## SET TASK
Revise the items from the line with "y-tick-label: 250 [19, 200, 44, 217]" up to and including the line with "bar-d2d-q2-2021 [399, 498, 468, 592]" by replacing "legend-swatch" with "legend-marker", and give back only those lines with everything else unchanged.
BEGIN MATERIAL SHOWN
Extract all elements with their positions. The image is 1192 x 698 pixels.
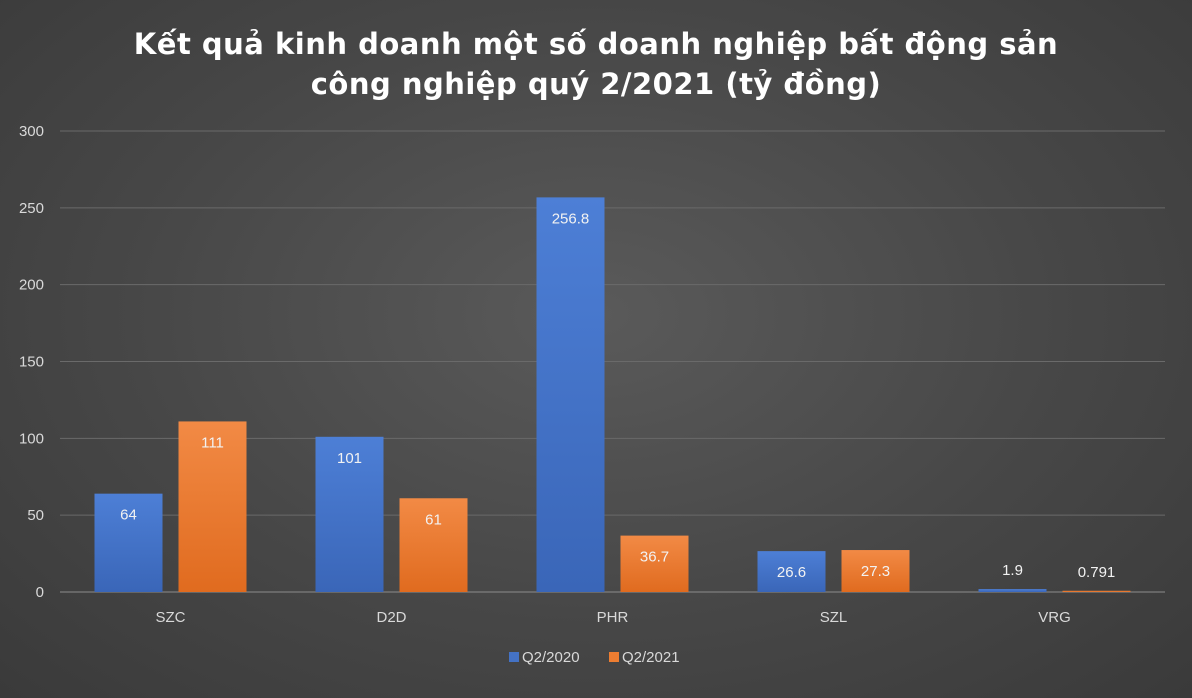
y-tick-label: 250 [19, 200, 44, 217]
bar-vrg-q2-2020 [978, 589, 1047, 592]
data-label: 256.8 [552, 210, 590, 227]
x-tick-label: PHR [597, 609, 629, 626]
y-tick-label: 150 [19, 354, 44, 371]
y-tick-label: 0 [36, 584, 44, 601]
x-tick-label: VRG [1038, 609, 1071, 626]
data-label: 36.7 [640, 549, 669, 566]
legend-swatch [609, 652, 619, 662]
chart-title-line-1: Kết quả kinh doanh một số doanh nghiệp b… [133, 27, 1059, 61]
legend-swatch [509, 652, 519, 662]
bar-d2d-q2-2021 [399, 498, 468, 592]
y-tick-label: 100 [19, 430, 44, 447]
data-label: 0.791 [1078, 564, 1116, 581]
bar-vrg-q2-2021 [1062, 590, 1131, 592]
y-tick-label: 200 [19, 277, 44, 294]
bar-phr-q2-2020 [536, 197, 605, 592]
x-tick-label: SZL [820, 609, 848, 626]
bar-szl-q2-2020 [757, 551, 826, 592]
data-label: 26.6 [777, 564, 806, 581]
chart-title-line-2: công nghiệp quý 2/2021 (tỷ đồng) [310, 67, 882, 101]
x-tick-label: D2D [376, 609, 406, 626]
bar-szl-q2-2021 [841, 550, 910, 592]
chart-title: Kết quả kinh doanh một số doanh nghiệp b… [0, 24, 1192, 104]
legend-item-label: Q2/2021 [622, 649, 680, 666]
data-label: 1.9 [1002, 562, 1023, 579]
data-label: 27.3 [861, 563, 890, 580]
data-label: 61 [425, 511, 442, 528]
bar-szc-q2-2020 [94, 493, 163, 592]
bar-phr-q2-2021 [620, 535, 689, 592]
bar-d2d-q2-2020 [315, 436, 384, 592]
data-label: 101 [337, 450, 362, 467]
y-tick-label: 300 [19, 123, 44, 140]
bar-szc-q2-2021 [178, 421, 247, 592]
legend-item-label: Q2/2020 [522, 649, 580, 666]
data-label: 64 [120, 507, 137, 524]
y-tick-label: 50 [27, 507, 44, 524]
x-tick-label: SZC [156, 609, 186, 626]
data-label: 111 [201, 434, 224, 451]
END MATERIAL SHOWN
## THE SOLUTION
y-tick-label: 250 [19, 200, 44, 217]
bar-vrg-q2-2020 [978, 589, 1047, 592]
data-label: 256.8 [552, 210, 590, 227]
x-tick-label: PHR [597, 609, 629, 626]
y-tick-label: 150 [19, 354, 44, 371]
y-tick-label: 0 [36, 584, 44, 601]
x-tick-label: VRG [1038, 609, 1071, 626]
data-label: 36.7 [640, 549, 669, 566]
legend-marker [609, 652, 619, 662]
chart-title-line-1: Kết quả kinh doanh một số doanh nghiệp b… [133, 27, 1059, 61]
legend-marker [509, 652, 519, 662]
bar-d2d-q2-2021 [399, 498, 468, 592]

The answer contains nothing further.